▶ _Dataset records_
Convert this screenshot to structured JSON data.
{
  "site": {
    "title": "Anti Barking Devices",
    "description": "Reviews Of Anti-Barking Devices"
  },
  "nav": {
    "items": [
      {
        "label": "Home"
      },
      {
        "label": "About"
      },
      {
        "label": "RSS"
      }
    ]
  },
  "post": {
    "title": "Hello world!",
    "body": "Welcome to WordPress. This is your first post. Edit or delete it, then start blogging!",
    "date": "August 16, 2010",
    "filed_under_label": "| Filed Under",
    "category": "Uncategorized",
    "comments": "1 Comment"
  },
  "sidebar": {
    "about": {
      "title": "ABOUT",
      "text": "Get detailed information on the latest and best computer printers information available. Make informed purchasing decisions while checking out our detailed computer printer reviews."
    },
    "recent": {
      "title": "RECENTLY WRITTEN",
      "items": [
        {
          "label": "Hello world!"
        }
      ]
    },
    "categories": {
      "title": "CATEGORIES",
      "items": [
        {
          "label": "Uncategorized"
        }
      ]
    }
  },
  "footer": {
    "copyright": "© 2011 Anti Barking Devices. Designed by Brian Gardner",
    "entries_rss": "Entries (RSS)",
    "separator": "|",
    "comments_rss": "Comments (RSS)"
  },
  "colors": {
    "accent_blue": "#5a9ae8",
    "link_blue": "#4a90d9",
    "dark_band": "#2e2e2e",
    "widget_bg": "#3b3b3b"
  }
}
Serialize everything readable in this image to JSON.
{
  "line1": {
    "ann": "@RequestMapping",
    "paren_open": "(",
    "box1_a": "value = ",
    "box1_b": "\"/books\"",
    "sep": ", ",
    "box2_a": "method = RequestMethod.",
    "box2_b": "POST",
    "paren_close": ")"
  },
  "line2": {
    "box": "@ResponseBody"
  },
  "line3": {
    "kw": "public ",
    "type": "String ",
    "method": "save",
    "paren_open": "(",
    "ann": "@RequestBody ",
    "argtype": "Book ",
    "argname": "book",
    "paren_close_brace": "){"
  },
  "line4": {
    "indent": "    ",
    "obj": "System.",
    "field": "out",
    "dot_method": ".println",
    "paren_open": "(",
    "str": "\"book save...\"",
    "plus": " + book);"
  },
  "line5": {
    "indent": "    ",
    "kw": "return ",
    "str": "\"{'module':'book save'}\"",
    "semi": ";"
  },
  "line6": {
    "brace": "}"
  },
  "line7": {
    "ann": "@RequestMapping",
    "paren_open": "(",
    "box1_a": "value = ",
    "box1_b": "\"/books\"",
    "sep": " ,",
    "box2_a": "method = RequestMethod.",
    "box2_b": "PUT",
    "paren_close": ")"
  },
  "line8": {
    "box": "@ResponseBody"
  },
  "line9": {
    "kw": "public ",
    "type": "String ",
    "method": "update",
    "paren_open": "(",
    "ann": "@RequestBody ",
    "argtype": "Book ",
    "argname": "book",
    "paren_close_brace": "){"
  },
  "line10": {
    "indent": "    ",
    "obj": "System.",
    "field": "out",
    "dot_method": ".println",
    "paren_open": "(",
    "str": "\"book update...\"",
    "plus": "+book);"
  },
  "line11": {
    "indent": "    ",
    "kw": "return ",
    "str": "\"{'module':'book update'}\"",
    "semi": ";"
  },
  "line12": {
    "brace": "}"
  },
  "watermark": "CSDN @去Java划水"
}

▶ _Instructions for the task_
Repeat the preceding lines exactly, please, every one of them.

▶ _Problem solution_
Convert this screenshot to structured JSON data.
{
  "site": {
    "title": "Anti Barking Devices",
    "description": "Reviews Of Anti-Barking Devices"
  },
  "nav": {
    "items": [
      {
        "label": "Home"
      },
      {
        "label": "About"
      },
      {
        "label": "RSS"
      }
    ]
  },
  "post": {
    "title": "Hello world!",
    "body": "Welcome to WordPress. This is your first post. Edit or delete it, then start blogging!",
    "date": "August 16, 2010",
    "filed_under_label": "| Filed Under",
    "category": "Uncategorized",
    "comments": "1 Comment"
  },
  "sidebar": {
    "about": {
      "title": "ABOUT",
      "text": "Get detailed information on the latest and best computer printers information available. Make informed purchasing decisions while checking out our detailed computer printer reviews."
    },
    "recent": {
      "title": "RECENTLY WRITTEN",
      "items": [
        {
          "label": "Hello world!"
        }
      ]
    },
    "categories": {
      "title": "CATEGORIES",
      "items": [
        {
          "label": "Uncategorized"
        }
      ]
    }
  },
  "footer": {
    "copyright": "© 2011 Anti Barking Devices. Designed by Brian Gardner",
    "entries_rss": "Entries (RSS)",
    "separator": "|",
    "comments_rss": "Comments (RSS)"
  },
  "colors": {
    "accent_blue": "#5a9ae8",
    "link_blue": "#4a90d9",
    "dark_band": "#2e2e2e",
    "widget_bg": "#3b3b3b"
  }
}
Serialize everything readable in this image to JSON.
{
  "line1": {
    "ann": "@RequestMapping",
    "paren_open": "(",
    "box1_a": "value = ",
    "box1_b": "\"/books\"",
    "sep": ", ",
    "box2_a": "method = RequestMethod.",
    "box2_b": "POST",
    "paren_close": ")"
  },
  "line2": {
    "box": "@ResponseBody"
  },
  "line3": {
    "kw": "public ",
    "type": "String ",
    "method": "save",
    "paren_open": "(",
    "ann": "@RequestBody ",
    "argtype": "Book ",
    "argname": "book",
    "paren_close_brace": "){"
  },
  "line4": {
    "indent": "    ",
    "obj": "System.",
    "field": "out",
    "dot_method": ".println",
    "paren_open": "(",
    "str": "\"book save...\"",
    "plus": " + book);"
  },
  "line5": {
    "indent": "    ",
    "kw": "return ",
    "str": "\"{'module':'book save'}\"",
    "semi": ";"
  },
  "line6": {
    "brace": "}"
  },
  "line7": {
    "ann": "@RequestMapping",
    "paren_open": "(",
    "box1_a": "value = ",
    "box1_b": "\"/books\"",
    "sep": " ,",
    "box2_a": "method = RequestMethod.",
    "box2_b": "PUT",
    "paren_close": ")"
  },
  "line8": {
    "box": "@ResponseBody"
  },
  "line9": {
    "kw": "public ",
    "type": "String ",
    "method": "update",
    "paren_open": "(",
    "ann": "@RequestBody ",
    "argtype": "Book ",
    "argname": "book",
    "paren_close_brace": "){"
  },
  "line10": {
    "indent": "    ",
    "obj": "System.",
    "field": "out",
    "dot_method": ".println",
    "paren_open": "(",
    "str": "\"book update...\"",
    "plus": "+book);"
  },
  "line11": {
    "indent": "    ",
    "kw": "return ",
    "str": "\"{'module':'book update'}\"",
    "semi": ";"
  },
  "line12": {
    "brace": "}"
  },
  "watermark": "CSDN @去Java划水"
}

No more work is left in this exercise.